[Dataset excerpt]

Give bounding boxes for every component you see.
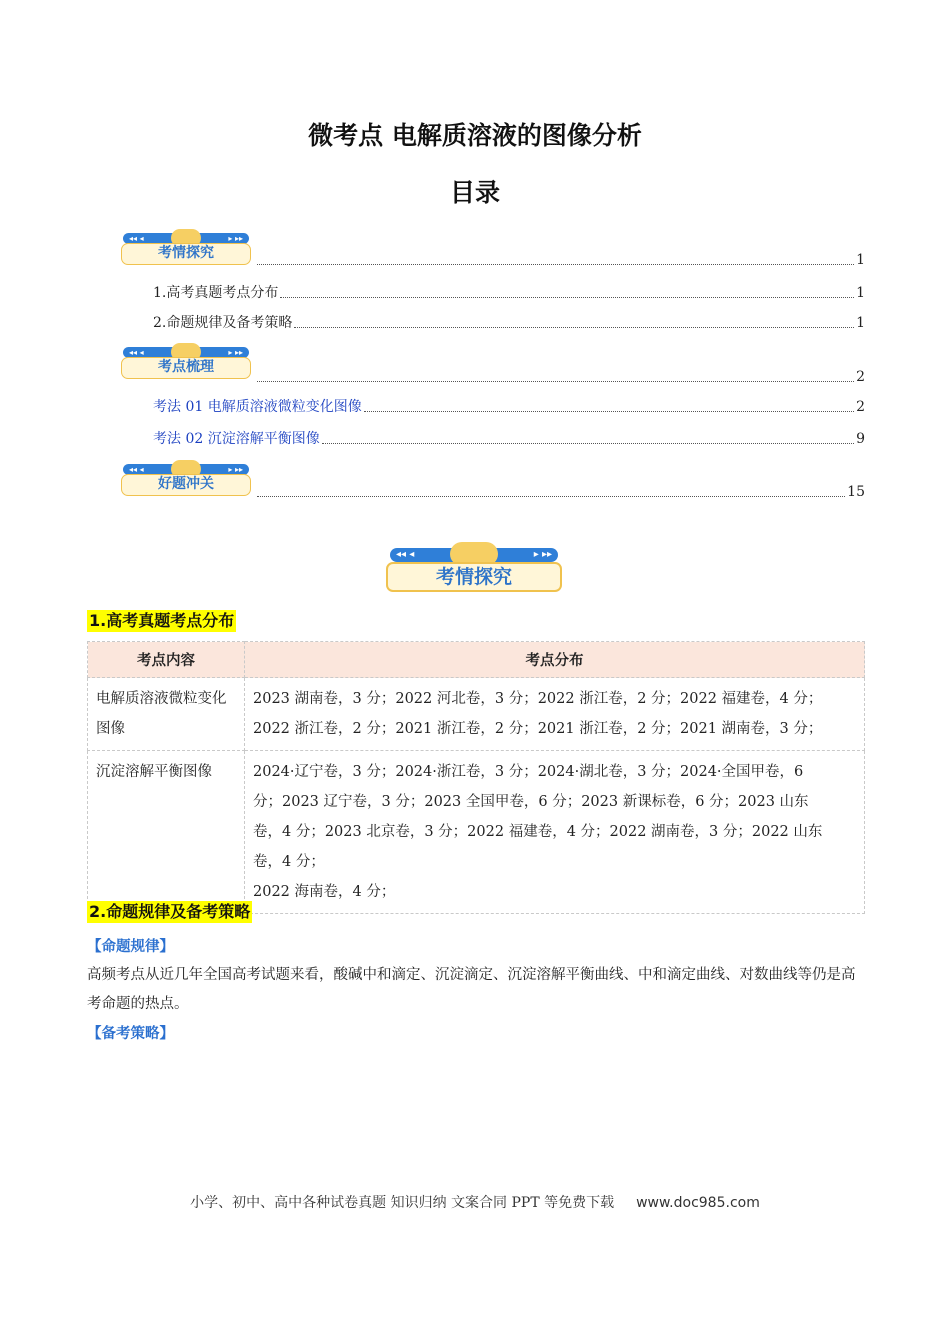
section-badge-kaoqing [386, 542, 562, 592]
toc-entry[interactable] [153, 315, 865, 331]
toc-page-number: 9 [856, 431, 865, 447]
table-header-row [88, 642, 865, 678]
table-cell-topic: 电解质溶液微粒变化图像 [88, 678, 245, 751]
toc-entry[interactable] [255, 484, 865, 500]
rule-paragraph: 高频考点从近几年全国高考试题来看，酸碱中和滴定、沉淀滴定、沉淀溶解平衡曲线、中和滴定曲线、对数曲线等仍是高考命题的热点。 [87, 967, 856, 1012]
arrow-left-icon: ◂◂ ◂ [396, 549, 415, 560]
toc-label: 2.命题规律及备考策略 [153, 315, 293, 331]
toc-label: 考法 01 电解质溶液微粒变化图像 [153, 399, 362, 415]
table-row [88, 751, 865, 914]
strategy-subheading: 【备考策略】 [87, 1026, 174, 1042]
toc-badge-kaodian[interactable] [121, 343, 251, 379]
toc-label: 考法 02 沉淀溶解平衡图像 [153, 431, 320, 447]
toc-page-number: 1 [856, 315, 865, 331]
arrow-right-icon: ▸ ▸▸ [228, 234, 243, 243]
table-header: 考点内容 [88, 642, 245, 678]
toc-page-number: 1 [856, 252, 865, 268]
arrow-right-icon: ▸ ▸▸ [228, 465, 243, 474]
exam-distribution-table [87, 641, 865, 914]
arrow-left-icon: ◂◂ ◂ [129, 465, 144, 474]
table-row [88, 678, 865, 751]
section-heading-strategy: 2.命题规律及备考策略 [89, 902, 251, 921]
badge-label: 好题冲关 [121, 474, 251, 496]
badge-label: 考情探究 [386, 562, 562, 592]
page-title: 微考点 电解质溶液的图像分析 [308, 121, 642, 150]
toc-entry[interactable] [153, 285, 865, 301]
footer-text: 小学、初中、高中各种试卷真题 知识归纳 文案合同 PPT 等免费下载 [190, 1195, 615, 1211]
table-header: 考点分布 [245, 642, 865, 678]
arrow-left-icon: ◂◂ ◂ [129, 348, 144, 357]
toc-entry[interactable] [153, 431, 865, 447]
table-cell-distribution: 2023 湖南卷，3 分；2022 河北卷，3 分；2022 浙江卷，2 分；2022 福建卷，4 分； 2022 浙江卷，2 分；2021 浙江卷，2 分；2021 浙江卷，2 分；2021 湖南卷，3 分； [245, 678, 865, 751]
badge-label: 考点梳理 [121, 357, 251, 379]
toc-page-number: 2 [856, 399, 865, 415]
toc-entry[interactable] [255, 369, 865, 385]
toc-badge-kaoqing[interactable] [121, 229, 251, 265]
badge-label: 考情探究 [121, 243, 251, 265]
toc-heading: 目录 [449, 178, 500, 207]
table-cell-distribution: 2024·辽宁卷，3 分；2024·浙江卷，3 分；2024·湖北卷，3 分；2024·全国甲卷，6 分；2023 辽宁卷，3 分；2023 全国甲卷，6 分；2023 新课标卷，6 分；2023 山东 卷，4 分；2023 北京卷，3 分；2022 福建卷，4 分；2022 湖南卷，3 分；2022 山东 卷，4 分； 2022 海南卷，4 分； [245, 751, 865, 914]
toc-page-number: 2 [856, 369, 865, 385]
toc-label: 1.高考真题考点分布 [153, 285, 279, 301]
toc-page-number: 1 [856, 285, 865, 301]
footer-site-link[interactable]: www.doc985.com [636, 1195, 760, 1211]
toc-badge-haoti[interactable] [121, 460, 251, 496]
arrow-right-icon: ▸ ▸▸ [228, 348, 243, 357]
arrow-left-icon: ◂◂ ◂ [129, 234, 144, 243]
arrow-right-icon: ▸ ▸▸ [533, 549, 552, 560]
toc-entry[interactable] [255, 252, 865, 268]
toc-page-number: 15 [847, 484, 865, 500]
table-cell-topic: 沉淀溶解平衡图像 [88, 751, 245, 914]
rule-subheading: 【命题规律】 [87, 939, 174, 955]
toc-entry[interactable] [153, 399, 865, 415]
section-heading-distribution: 1.高考真题考点分布 [89, 611, 235, 630]
page-footer [0, 1192, 950, 1212]
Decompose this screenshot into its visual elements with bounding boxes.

▶ [What this task involves] Please list every line of the records above that contains the string "left".

▶ [Complete answer]
arrow-left-icon: ◂◂ ◂ [396, 549, 415, 560]
arrow-left-icon: ◂◂ ◂ [129, 465, 144, 474]
arrow-left-icon: ◂◂ ◂ [129, 348, 144, 357]
arrow-left-icon: ◂◂ ◂ [129, 234, 144, 243]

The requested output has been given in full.